SET EXERCISE » Could you print every record below exactly as it appears?

= = = = = = =

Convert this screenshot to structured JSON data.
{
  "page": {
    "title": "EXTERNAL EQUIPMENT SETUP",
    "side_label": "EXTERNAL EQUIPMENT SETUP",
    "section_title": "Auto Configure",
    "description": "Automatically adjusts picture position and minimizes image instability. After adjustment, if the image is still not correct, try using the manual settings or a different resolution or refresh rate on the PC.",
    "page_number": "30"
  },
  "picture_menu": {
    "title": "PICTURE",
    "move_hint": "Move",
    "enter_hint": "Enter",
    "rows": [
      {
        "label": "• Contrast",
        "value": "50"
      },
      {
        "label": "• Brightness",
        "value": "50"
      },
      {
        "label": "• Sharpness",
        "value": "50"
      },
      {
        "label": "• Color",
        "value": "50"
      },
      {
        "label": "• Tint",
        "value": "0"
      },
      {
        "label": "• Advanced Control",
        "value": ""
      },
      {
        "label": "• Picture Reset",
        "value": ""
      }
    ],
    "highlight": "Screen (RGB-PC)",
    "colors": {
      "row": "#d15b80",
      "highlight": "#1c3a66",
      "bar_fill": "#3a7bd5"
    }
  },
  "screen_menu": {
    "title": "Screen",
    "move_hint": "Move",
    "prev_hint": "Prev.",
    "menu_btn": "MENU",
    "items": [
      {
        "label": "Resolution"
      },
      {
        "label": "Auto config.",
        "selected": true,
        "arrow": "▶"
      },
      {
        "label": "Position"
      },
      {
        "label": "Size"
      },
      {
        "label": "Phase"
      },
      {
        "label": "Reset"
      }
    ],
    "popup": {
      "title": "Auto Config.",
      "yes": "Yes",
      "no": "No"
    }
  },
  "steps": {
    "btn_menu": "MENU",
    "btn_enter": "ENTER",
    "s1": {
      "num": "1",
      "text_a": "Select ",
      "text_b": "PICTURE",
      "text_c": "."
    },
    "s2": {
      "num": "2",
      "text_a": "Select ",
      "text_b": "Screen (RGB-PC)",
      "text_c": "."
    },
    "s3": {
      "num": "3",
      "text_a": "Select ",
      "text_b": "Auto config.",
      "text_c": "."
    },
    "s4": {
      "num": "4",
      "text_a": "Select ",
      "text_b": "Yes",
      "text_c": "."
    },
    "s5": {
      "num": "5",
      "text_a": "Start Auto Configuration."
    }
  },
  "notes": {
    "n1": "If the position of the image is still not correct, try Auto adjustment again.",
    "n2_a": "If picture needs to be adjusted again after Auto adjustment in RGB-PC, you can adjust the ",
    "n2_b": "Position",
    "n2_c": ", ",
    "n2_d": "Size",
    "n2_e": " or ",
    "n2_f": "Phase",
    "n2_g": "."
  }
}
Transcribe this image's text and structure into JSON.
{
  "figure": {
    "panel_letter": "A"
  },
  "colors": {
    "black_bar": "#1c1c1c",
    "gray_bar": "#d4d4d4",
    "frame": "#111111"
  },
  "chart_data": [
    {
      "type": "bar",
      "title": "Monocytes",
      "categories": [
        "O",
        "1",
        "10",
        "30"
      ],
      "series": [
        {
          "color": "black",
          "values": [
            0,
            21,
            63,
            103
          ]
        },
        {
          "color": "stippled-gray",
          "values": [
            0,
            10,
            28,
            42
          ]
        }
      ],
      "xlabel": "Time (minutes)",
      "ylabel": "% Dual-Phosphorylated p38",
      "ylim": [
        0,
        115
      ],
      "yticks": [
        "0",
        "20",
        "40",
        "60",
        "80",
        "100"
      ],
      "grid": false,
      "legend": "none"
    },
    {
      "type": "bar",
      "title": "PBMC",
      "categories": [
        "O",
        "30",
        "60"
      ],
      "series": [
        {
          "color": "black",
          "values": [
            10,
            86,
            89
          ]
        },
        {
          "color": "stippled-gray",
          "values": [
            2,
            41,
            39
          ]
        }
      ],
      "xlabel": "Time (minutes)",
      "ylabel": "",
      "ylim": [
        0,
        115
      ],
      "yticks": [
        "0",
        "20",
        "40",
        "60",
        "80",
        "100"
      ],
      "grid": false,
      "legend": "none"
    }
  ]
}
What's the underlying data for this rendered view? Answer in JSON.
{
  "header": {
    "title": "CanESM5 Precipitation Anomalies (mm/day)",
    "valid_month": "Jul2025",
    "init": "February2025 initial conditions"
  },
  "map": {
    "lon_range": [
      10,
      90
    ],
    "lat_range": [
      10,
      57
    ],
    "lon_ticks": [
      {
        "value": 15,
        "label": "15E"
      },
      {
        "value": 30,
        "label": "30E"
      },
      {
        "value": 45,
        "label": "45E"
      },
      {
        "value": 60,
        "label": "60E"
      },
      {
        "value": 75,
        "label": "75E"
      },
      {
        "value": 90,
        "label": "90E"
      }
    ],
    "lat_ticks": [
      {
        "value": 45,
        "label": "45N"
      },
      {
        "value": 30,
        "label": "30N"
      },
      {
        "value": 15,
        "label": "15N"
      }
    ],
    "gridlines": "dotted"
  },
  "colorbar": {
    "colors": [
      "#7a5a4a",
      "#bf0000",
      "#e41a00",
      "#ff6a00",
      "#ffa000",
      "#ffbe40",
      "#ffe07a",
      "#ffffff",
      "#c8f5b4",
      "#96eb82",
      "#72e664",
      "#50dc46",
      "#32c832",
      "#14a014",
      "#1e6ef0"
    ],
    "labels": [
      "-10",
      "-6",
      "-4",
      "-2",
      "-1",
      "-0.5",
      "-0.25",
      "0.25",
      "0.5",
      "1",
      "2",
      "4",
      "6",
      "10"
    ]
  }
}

= = = = = = =

CORRECT ANSWER »
Convert this screenshot to structured JSON data.
{
  "page": {
    "title": "EXTERNAL EQUIPMENT SETUP",
    "side_label": "EXTERNAL EQUIPMENT SETUP",
    "section_title": "Auto Configure",
    "description": "Automatically adjusts picture position and minimizes image instability. After adjustment, if the image is still not correct, try using the manual settings or a different resolution or refresh rate on the PC.",
    "page_number": "30"
  },
  "picture_menu": {
    "title": "PICTURE",
    "move_hint": "Move",
    "enter_hint": "Enter",
    "rows": [
      {
        "label": "• Contrast",
        "value": "50"
      },
      {
        "label": "• Brightness",
        "value": "50"
      },
      {
        "label": "• Sharpness",
        "value": "50"
      },
      {
        "label": "• Color",
        "value": "50"
      },
      {
        "label": "• Tint",
        "value": "0"
      },
      {
        "label": "• Advanced Control",
        "value": ""
      },
      {
        "label": "• Picture Reset",
        "value": ""
      }
    ],
    "highlight": "Screen (RGB-PC)",
    "colors": {
      "row": "#d15b80",
      "highlight": "#1c3a66",
      "bar_fill": "#3a7bd5"
    }
  },
  "screen_menu": {
    "title": "Screen",
    "move_hint": "Move",
    "prev_hint": "Prev.",
    "menu_btn": "MENU",
    "items": [
      {
        "label": "Resolution"
      },
      {
        "label": "Auto config.",
        "selected": true,
        "arrow": "▶"
      },
      {
        "label": "Position"
      },
      {
        "label": "Size"
      },
      {
        "label": "Phase"
      },
      {
        "label": "Reset"
      }
    ],
    "popup": {
      "title": "Auto Config.",
      "yes": "Yes",
      "no": "No"
    }
  },
  "steps": {
    "btn_menu": "MENU",
    "btn_enter": "ENTER",
    "s1": {
      "num": "1",
      "text_a": "Select ",
      "text_b": "PICTURE",
      "text_c": "."
    },
    "s2": {
      "num": "2",
      "text_a": "Select ",
      "text_b": "Screen (RGB-PC)",
      "text_c": "."
    },
    "s3": {
      "num": "3",
      "text_a": "Select ",
      "text_b": "Auto config.",
      "text_c": "."
    },
    "s4": {
      "num": "4",
      "text_a": "Select ",
      "text_b": "Yes",
      "text_c": "."
    },
    "s5": {
      "num": "5",
      "text_a": "Start Auto Configuration."
    }
  },
  "notes": {
    "n1": "If the position of the image is still not correct, try Auto adjustment again.",
    "n2_a": "If picture needs to be adjusted again after Auto adjustment in RGB-PC, you can adjust the ",
    "n2_b": "Position",
    "n2_c": ", ",
    "n2_d": "Size",
    "n2_e": " or ",
    "n2_f": "Phase",
    "n2_g": "."
  }
}
Transcribe this image's text and structure into JSON.
{
  "figure": {
    "panel_letter": "A"
  },
  "colors": {
    "black_bar": "#1c1c1c",
    "gray_bar": "#d4d4d4",
    "frame": "#111111"
  },
  "chart_data": [
    {
      "type": "bar",
      "title": "Monocytes",
      "categories": [
        "O",
        "1",
        "10",
        "30"
      ],
      "series": [
        {
          "color": "black",
          "values": [
            0,
            21,
            63,
            103
          ]
        },
        {
          "color": "stippled-gray",
          "values": [
            0,
            10,
            28,
            42
          ]
        }
      ],
      "xlabel": "Time (minutes)",
      "ylabel": "% Dual-Phosphorylated p38",
      "ylim": [
        0,
        115
      ],
      "yticks": [
        "0",
        "20",
        "40",
        "60",
        "80",
        "100"
      ],
      "grid": false,
      "legend": "none"
    },
    {
      "type": "bar",
      "title": "PBMC",
      "categories": [
        "O",
        "30",
        "60"
      ],
      "series": [
        {
          "color": "black",
          "values": [
            10,
            86,
            89
          ]
        },
        {
          "color": "stippled-gray",
          "values": [
            2,
            41,
            39
          ]
        }
      ],
      "xlabel": "Time (minutes)",
      "ylabel": "",
      "ylim": [
        0,
        115
      ],
      "yticks": [
        "0",
        "20",
        "40",
        "60",
        "80",
        "100"
      ],
      "grid": false,
      "legend": "none"
    }
  ]
}
What's the underlying data for this rendered view? Answer in JSON.
{
  "header": {
    "title": "CanESM5 Precipitation Anomalies (mm/day)",
    "valid_month": "Jul2025",
    "init": "February2025 initial conditions"
  },
  "map": {
    "lon_range": [
      10,
      90
    ],
    "lat_range": [
      10,
      57
    ],
    "lon_ticks": [
      {
        "value": 15,
        "label": "15E"
      },
      {
        "value": 30,
        "label": "30E"
      },
      {
        "value": 45,
        "label": "45E"
      },
      {
        "value": 60,
        "label": "60E"
      },
      {
        "value": 75,
        "label": "75E"
      },
      {
        "value": 90,
        "label": "90E"
      }
    ],
    "lat_ticks": [
      {
        "value": 45,
        "label": "45N"
      },
      {
        "value": 30,
        "label": "30N"
      },
      {
        "value": 15,
        "label": "15N"
      }
    ],
    "gridlines": "dotted"
  },
  "colorbar": {
    "colors": [
      "#7a5a4a",
      "#bf0000",
      "#e41a00",
      "#ff6a00",
      "#ffa000",
      "#ffbe40",
      "#ffe07a",
      "#ffffff",
      "#c8f5b4",
      "#96eb82",
      "#72e664",
      "#50dc46",
      "#32c832",
      "#14a014",
      "#1e6ef0"
    ],
    "labels": [
      "-10",
      "-6",
      "-4",
      "-2",
      "-1",
      "-0.5",
      "-0.25",
      "0.25",
      "0.5",
      "1",
      "2",
      "4",
      "6",
      "10"
    ]
  }
}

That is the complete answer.